Task prompt » Every entry, from the first to the last, should be written out exactly.

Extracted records
^^^^^^^^

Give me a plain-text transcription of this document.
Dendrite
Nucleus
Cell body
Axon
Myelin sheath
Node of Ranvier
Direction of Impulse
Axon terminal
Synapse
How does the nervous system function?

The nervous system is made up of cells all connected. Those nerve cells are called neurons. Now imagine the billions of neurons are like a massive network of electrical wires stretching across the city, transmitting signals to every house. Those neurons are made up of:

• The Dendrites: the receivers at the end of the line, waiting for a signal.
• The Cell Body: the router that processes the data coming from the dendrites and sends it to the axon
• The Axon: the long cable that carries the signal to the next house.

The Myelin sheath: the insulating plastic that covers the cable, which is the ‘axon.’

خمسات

^^^^^^^^

Task response »
Give me a plain-text transcription of this document.
Dendrite
Nucleus
Cell body
Axon
Myelin sheath
Node of Ranvier
Direction of Impulse
Axon terminal
Synapse
How does the nervous system function?

The nervous system is made up of cells all connected. Those nerve cells are called neurons. Now imagine the billions of neurons are like a massive network of electrical wires stretching across the city, transmitting signals to every house. Those neurons are made up of:

• The Dendrites: the receivers at the end of the line, waiting for a signal.
• The Cell Body: the router that processes the data coming from the dendrites and sends it to the axon
• The Axon: the long cable that carries the signal to the next house.

The Myelin sheath: the insulating plastic that covers the cable, which is the ‘axon.’

خمسات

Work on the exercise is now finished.